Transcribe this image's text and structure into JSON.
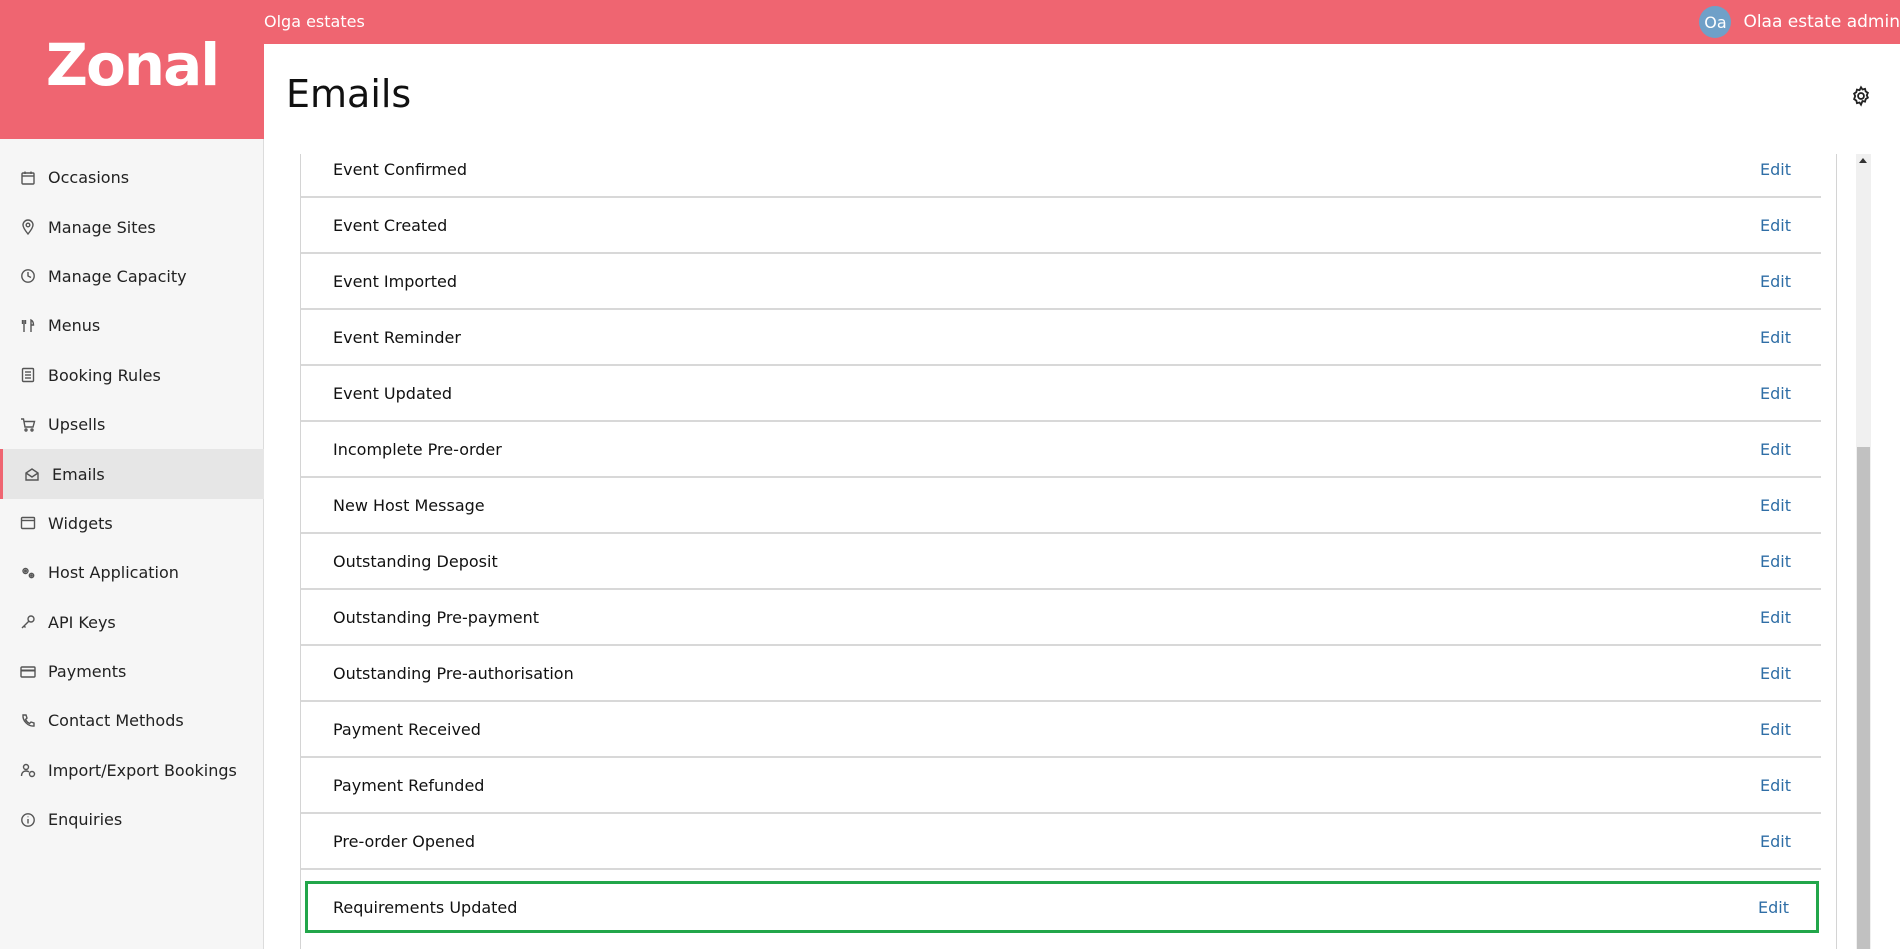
{
  "topbar": {
    "org_name": "Olga estates",
    "avatar_initials": "Oa",
    "user_name": "Olaa estate admin"
  },
  "logo": {
    "text": "Zonal"
  },
  "sidebar": {
    "items": [
      {
        "label": "Occasions",
        "icon": "calendar-icon"
      },
      {
        "label": "Manage Sites",
        "icon": "map-pin-icon"
      },
      {
        "label": "Manage Capacity",
        "icon": "clock-icon"
      },
      {
        "label": "Menus",
        "icon": "cutlery-icon"
      },
      {
        "label": "Booking Rules",
        "icon": "rules-list-icon"
      },
      {
        "label": "Upsells",
        "icon": "cart-icon"
      },
      {
        "label": "Emails",
        "icon": "email-icon",
        "active": true
      },
      {
        "label": "Widgets",
        "icon": "widget-window-icon"
      },
      {
        "label": "Host Application",
        "icon": "gears-icon"
      },
      {
        "label": "API Keys",
        "icon": "key-icon"
      },
      {
        "label": "Payments",
        "icon": "credit-card-icon"
      },
      {
        "label": "Contact Methods",
        "icon": "phone-icon"
      },
      {
        "label": "Import/Export Bookings",
        "icon": "user-transfer-icon"
      },
      {
        "label": "Enquiries",
        "icon": "info-icon"
      }
    ]
  },
  "main": {
    "title": "Emails",
    "settings_icon": "gear-icon",
    "edit_label": "Edit",
    "emails": [
      "Event Confirmed",
      "Event Created",
      "Event Imported",
      "Event Reminder",
      "Event Updated",
      "Incomplete Pre-order",
      "New Host Message",
      "Outstanding Deposit",
      "Outstanding Pre-payment",
      "Outstanding Pre-authorisation",
      "Payment Received",
      "Payment Refunded",
      "Pre-order Opened",
      "Requirements Updated"
    ],
    "highlighted_email": "Requirements Updated"
  },
  "colors": {
    "brand": "#ef6571",
    "link": "#2f6ea6",
    "highlight": "#22a64a"
  }
}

■ **PROBLEM TO WORK ON**
Show every line in the entries where the string "Updated" occurs.

■ **REPLY TO THE TASK**
      "Event Updated",
      "Requirements Updated"
    "highlighted_email": "Requirements Updated"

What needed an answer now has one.